*OBIETTIVO:* Riporta le righe comprese tra quella che contiene "breadcrumb-home[interactable]: Home <box>21" e quella che contiene "size-option-l[interactable]: L <box>705", entrambe incluse, sostituendo "Ajax Full-Zip Sweatshirt" con "Ajax Full-Zip Jacket" e lasciando tutto il resto invariato.

═════ MATERIALE FORNITO ═════

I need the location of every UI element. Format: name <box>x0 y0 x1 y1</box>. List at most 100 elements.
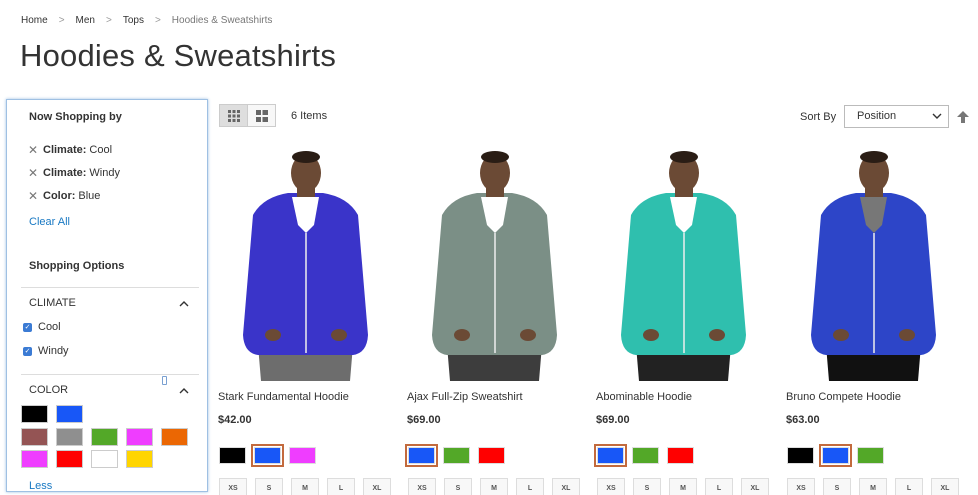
breadcrumb-home[interactable]: Home <box>21 15 48 26</box>
size-option-s[interactable]: S <box>255 478 283 495</box>
color-filter-title[interactable]: COLOR <box>29 384 68 396</box>
color-swatch[interactable] <box>91 428 118 446</box>
climate-option-cool[interactable]: ✓ Cool <box>23 321 61 333</box>
filter-label: Climate: <box>43 144 87 156</box>
active-filter: ✕ Climate: Windy <box>27 167 120 179</box>
divider <box>21 374 199 375</box>
page-title: Hoodies & Sweatshirts <box>20 38 337 73</box>
product-price: $42.00 <box>218 414 252 426</box>
product-name[interactable]: Ajax Full-Zip Sweatshirt <box>407 391 523 403</box>
size-option-xs[interactable]: XS <box>219 478 247 495</box>
climate-filter-title[interactable]: CLIMATE <box>29 297 76 309</box>
now-shopping-title: Now Shopping by <box>29 111 122 123</box>
size-option-xl[interactable]: XL <box>741 478 769 495</box>
breadcrumb-separator: > <box>154 15 161 26</box>
product-image[interactable] <box>786 145 961 381</box>
size-option-l[interactable]: L <box>705 478 733 495</box>
size-option-l[interactable]: L <box>895 478 923 495</box>
chevron-up-icon[interactable] <box>179 299 189 309</box>
chevron-up-icon[interactable] <box>179 386 189 396</box>
sort-direction-arrow-up-icon[interactable] <box>957 111 969 123</box>
list-view-button[interactable] <box>247 104 276 127</box>
size-option-s[interactable]: S <box>823 478 851 495</box>
filter-value: Windy <box>89 167 120 179</box>
size-option-l[interactable]: L <box>327 478 355 495</box>
remove-filter-icon[interactable]: ✕ <box>27 144 39 156</box>
product-color-swatch[interactable] <box>632 447 659 464</box>
product-name[interactable]: Abominable Hoodie <box>596 391 692 403</box>
color-swatch[interactable] <box>21 450 48 468</box>
size-option-m[interactable]: M <box>291 478 319 495</box>
less-link[interactable]: Less <box>29 480 52 491</box>
clear-all-link[interactable]: Clear All <box>29 216 70 228</box>
climate-option-windy[interactable]: ✓ Windy <box>23 345 69 357</box>
chevron-down-icon <box>932 113 942 119</box>
color-swatch[interactable] <box>161 428 188 446</box>
sort-by-label: Sort By <box>800 111 837 123</box>
size-option-s[interactable]: S <box>633 478 661 495</box>
breadcrumb-current: Hoodies & Sweatshirts <box>171 15 273 26</box>
checkbox-checked-icon[interactable]: ✓ <box>23 322 32 332</box>
breadcrumb-separator: > <box>105 15 112 26</box>
size-option-m[interactable]: M <box>669 478 697 495</box>
product-color-swatch[interactable] <box>667 447 694 464</box>
product-name[interactable]: Stark Fundamental Hoodie <box>218 391 349 403</box>
breadcrumb: Home > Men > Tops > Hoodies & Sweatshirt… <box>21 15 272 26</box>
product-price: $69.00 <box>596 414 630 426</box>
size-option-m[interactable]: M <box>480 478 508 495</box>
filter-sidebar: Now Shopping by ✕ Climate: Cool ✕ Climat… <box>6 99 208 492</box>
product-price: $63.00 <box>786 414 820 426</box>
option-label: Cool <box>38 321 61 333</box>
size-option-m[interactable]: M <box>859 478 887 495</box>
size-option-xl[interactable]: XL <box>931 478 959 495</box>
size-option-l[interactable]: L <box>516 478 544 495</box>
size-option-xs[interactable]: XS <box>597 478 625 495</box>
color-swatch[interactable] <box>21 428 48 446</box>
filter-value: Blue <box>78 190 101 202</box>
shopping-options-title: Shopping Options <box>29 260 125 272</box>
size-option-s[interactable]: S <box>444 478 472 495</box>
items-count: 6 Items <box>291 110 328 122</box>
checkbox-checked-icon[interactable]: ✓ <box>23 346 32 356</box>
product-color-swatch[interactable] <box>219 447 246 464</box>
color-swatch[interactable] <box>56 450 83 468</box>
size-option-xl[interactable]: XL <box>552 478 580 495</box>
grid-icon <box>227 109 240 122</box>
remove-filter-icon[interactable]: ✕ <box>27 190 39 202</box>
remove-filter-icon[interactable]: ✕ <box>27 167 39 179</box>
size-option-xl[interactable]: XL <box>363 478 391 495</box>
product-color-swatch[interactable] <box>251 444 284 467</box>
color-swatch[interactable] <box>21 405 48 423</box>
product-color-swatch[interactable] <box>478 447 505 464</box>
product-image[interactable] <box>407 145 582 381</box>
filter-label: Climate: <box>43 167 87 179</box>
color-swatch[interactable] <box>91 450 118 468</box>
size-option-xs[interactable]: XS <box>408 478 436 495</box>
product-color-swatch[interactable] <box>857 447 884 464</box>
product-price: $69.00 <box>407 414 441 426</box>
filter-value: Cool <box>89 144 113 156</box>
color-swatch[interactable] <box>126 450 153 468</box>
product-color-swatch[interactable] <box>405 444 438 467</box>
list-icon <box>255 109 268 122</box>
product-color-swatch[interactable] <box>787 447 814 464</box>
product-color-swatch[interactable] <box>289 447 316 464</box>
grid-view-button[interactable] <box>219 104 248 127</box>
option-label: Windy <box>38 345 69 357</box>
product-image[interactable] <box>218 145 393 381</box>
breadcrumb-tops[interactable]: Tops <box>123 15 144 26</box>
product-name[interactable]: Bruno Compete Hoodie <box>786 391 901 403</box>
breadcrumb-men[interactable]: Men <box>76 15 95 26</box>
scroll-indicator <box>162 376 167 385</box>
color-swatch[interactable] <box>56 405 83 423</box>
color-swatch[interactable] <box>126 428 153 446</box>
active-filter: ✕ Climate: Cool <box>27 144 112 156</box>
color-swatch[interactable] <box>56 428 83 446</box>
product-image[interactable] <box>596 145 771 381</box>
sort-by-select[interactable]: Position <box>844 105 949 128</box>
size-option-xs[interactable]: XS <box>787 478 815 495</box>
product-color-swatch[interactable] <box>819 444 852 467</box>
product-color-swatch[interactable] <box>594 444 627 467</box>
sort-selected-value: Position <box>857 110 897 122</box>
product-color-swatch[interactable] <box>443 447 470 464</box>
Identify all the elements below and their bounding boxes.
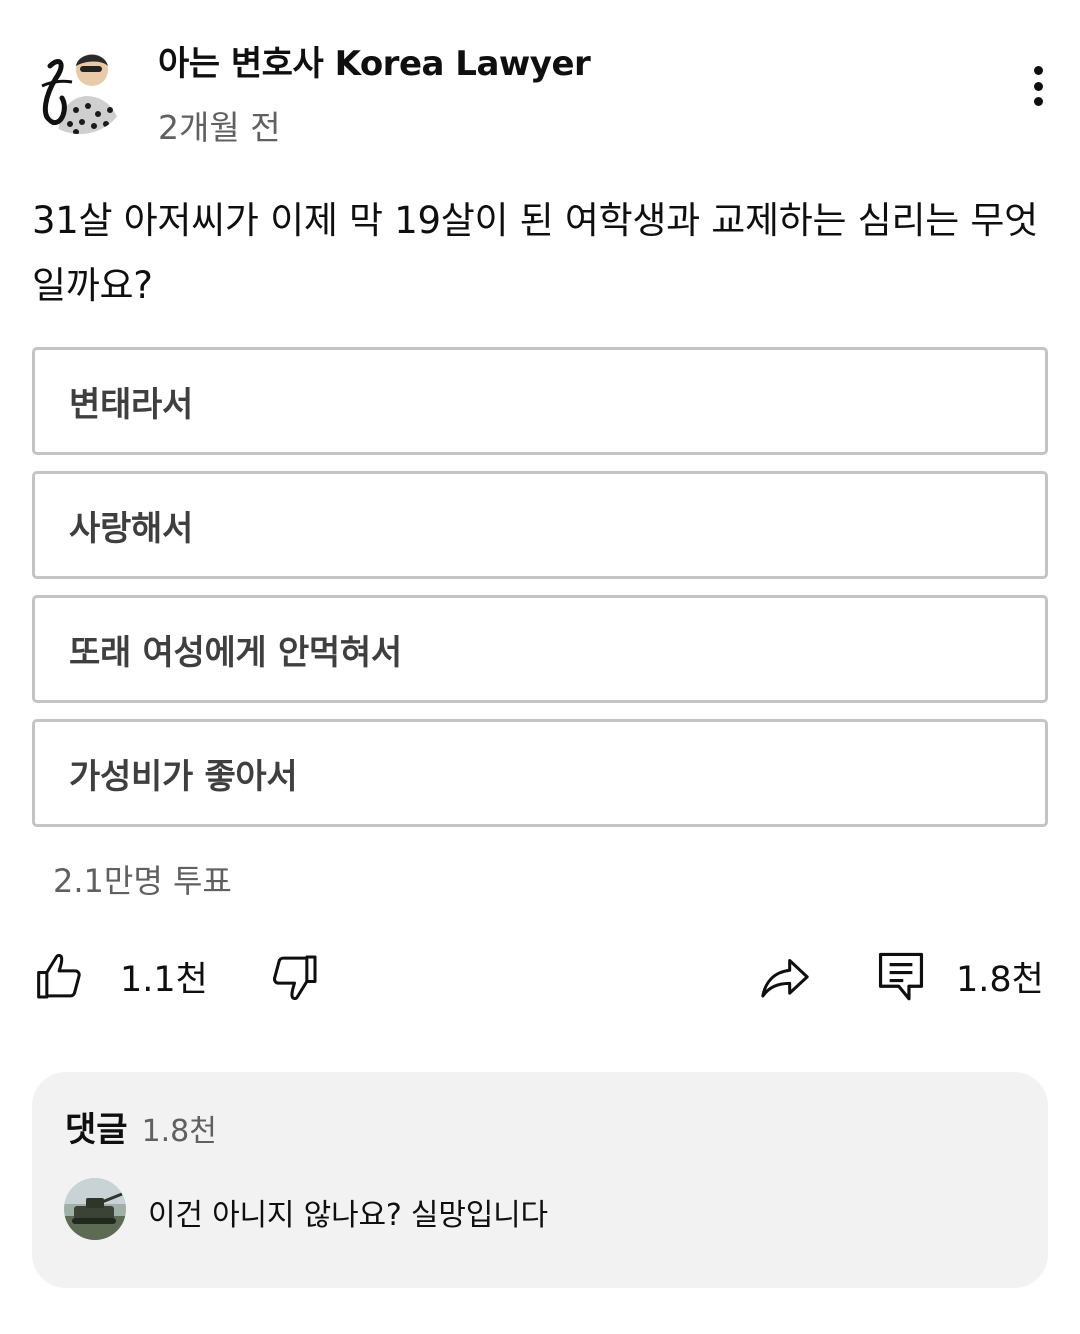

═════

*RISPOSTA ATTESA:*
breadcrumb-home[interactable]: Home <box>21 15 48 26</box>
size-option-s[interactable]: S <box>255 478 283 495</box>
color-filter-title[interactable]: COLOR <box>29 384 68 396</box>
color-swatch[interactable] <box>91 428 118 446</box>
climate-option-cool[interactable]: ✓ Cool <box>23 321 61 333</box>
filter-label: Climate: <box>43 144 87 156</box>
active-filter: ✕ Climate: Windy <box>27 167 120 179</box>
divider <box>21 374 199 375</box>
page-title: Hoodies & Sweatshirts <box>20 38 337 73</box>
product-price: $42.00 <box>218 414 252 426</box>
product-name[interactable]: Ajax Full-Zip Jacket <box>407 391 523 403</box>
size-option-xs[interactable]: XS <box>219 478 247 495</box>
climate-filter-title[interactable]: CLIMATE <box>29 297 76 309</box>
now-shopping-title: Now Shopping by <box>29 111 122 123</box>
size-option-xl[interactable]: XL <box>741 478 769 495</box>
breadcrumb-separator: > <box>154 15 161 26</box>
product-image[interactable] <box>786 145 961 381</box>
size-option-l[interactable]: L <box>705 478 733 495</box>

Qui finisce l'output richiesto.